[Stated problem] Look through the listing and locate every line containing the word "that"; copy those lines.

[Dataset records]

>>>>>

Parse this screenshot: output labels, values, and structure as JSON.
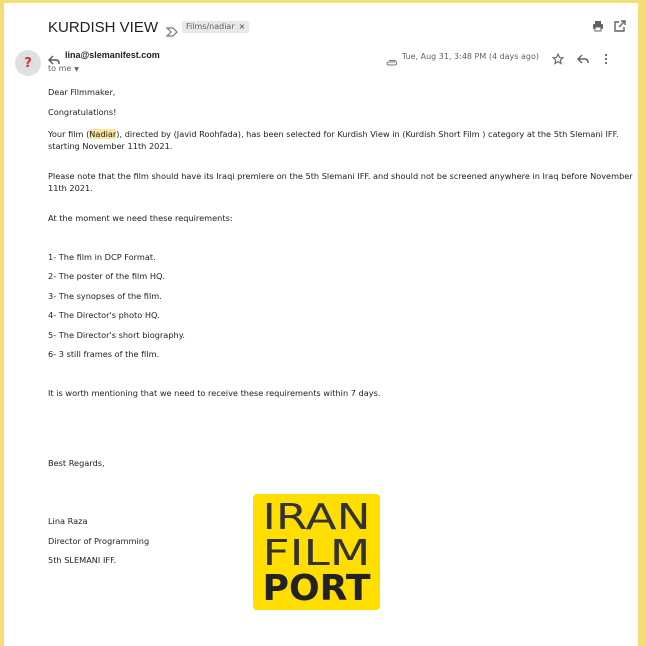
{
  "header": {
    "subject": "KURDISH VIEW",
    "label_chip": "Films/nadiar",
    "label_close": "×"
  },
  "message": {
    "avatar_glyph": "?",
    "sender": "lina@slemanifest.com",
    "to": "to me",
    "date": "Tue, Aug 31, 3:48 PM (4 days ago)"
  },
  "body": {
    "greeting": "Dear Filmmaker,",
    "congrats": "Congratulations!",
    "p1_a": "Your film (",
    "p1_film": "Nadiar",
    "p1_b": "), directed by (Javid Roohfada), has been selected for Kurdish View in (Kurdish Short Film ) category at the 5th Slemani IFF.",
    "p1_line2": "starting November 11th 2021.",
    "p2_line1": "Please note that the film should have its Iraqi premiere on the 5th Slemani IFF. and should not be screened anywhere in Iraq before November",
    "p2_line2": "11th 2021.",
    "p3": "At the moment we need these requirements:",
    "requirements": [
      "1- The film in DCP Format.",
      "2- The poster of the film HQ.",
      "3- The synopses of the film.",
      "4- The Director's photo HQ.",
      "5- The Director's short biography.",
      "6- 3 still frames of the film."
    ],
    "p4": "It is worth mentioning that we need to receive these requirements within 7 days.",
    "signoff": "Best Regards,",
    "sig_name": "Lina Raza",
    "sig_title": "Director of Programming",
    "sig_org": "5th SLEMANI IFF."
  },
  "logo": {
    "line1": "IRAN",
    "line2": "FILM",
    "line3": "PORT"
  },
  "colors": {
    "page_border": "#f6de76",
    "logo_bg": "#ffde00",
    "highlight": "#fbe49b",
    "avatar_mark": "#d93025"
  },
  "icons": [
    "important-marker-icon",
    "print-icon",
    "open-new-window-icon",
    "reply-icon",
    "attachment-icon",
    "star-icon",
    "more-vert-icon",
    "caret-down-icon"
  ]
}
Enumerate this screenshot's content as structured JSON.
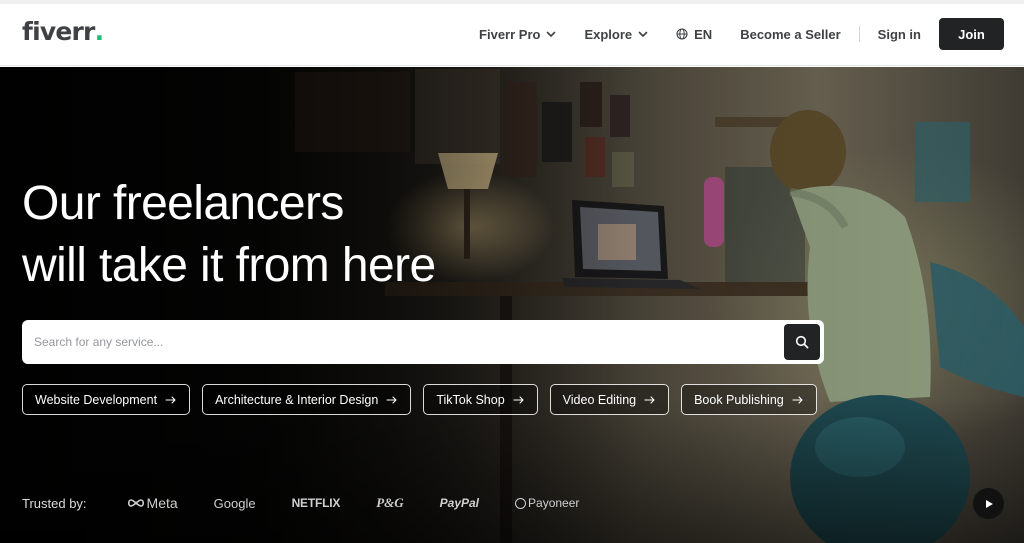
{
  "header": {
    "logo_text": "fiverr",
    "logo_dot": ".",
    "nav": {
      "fiverr_pro": "Fiverr Pro",
      "explore": "Explore",
      "language": "EN",
      "become_seller": "Become a Seller",
      "sign_in": "Sign in",
      "join": "Join"
    }
  },
  "hero": {
    "headline_line1": "Our freelancers",
    "headline_line2": "will take it from here",
    "search": {
      "placeholder": "Search for any service..."
    },
    "chips": [
      {
        "label": "Website Development"
      },
      {
        "label": "Architecture & Interior Design"
      },
      {
        "label": "TikTok Shop"
      },
      {
        "label": "Video Editing"
      },
      {
        "label": "Book Publishing"
      }
    ],
    "trusted": {
      "label": "Trusted by:",
      "brands": [
        "Meta",
        "Google",
        "NETFLIX",
        "P&G",
        "PayPal",
        "Payoneer"
      ]
    }
  },
  "colors": {
    "brand_green": "#1dbf73",
    "text_dark": "#404145",
    "button_dark": "#222325"
  },
  "icons": [
    "chevron-down-icon",
    "globe-icon",
    "search-icon",
    "arrow-right-icon",
    "play-icon"
  ]
}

<<<<<

[Final answer]
    "p2_line1": "Please note that the film should have its Iraqi premiere on the 5th Slemani IFF. and should not be screened anywhere in Iraq before November",
    "p4": "It is worth mentioning that we need to receive these requirements within 7 days.",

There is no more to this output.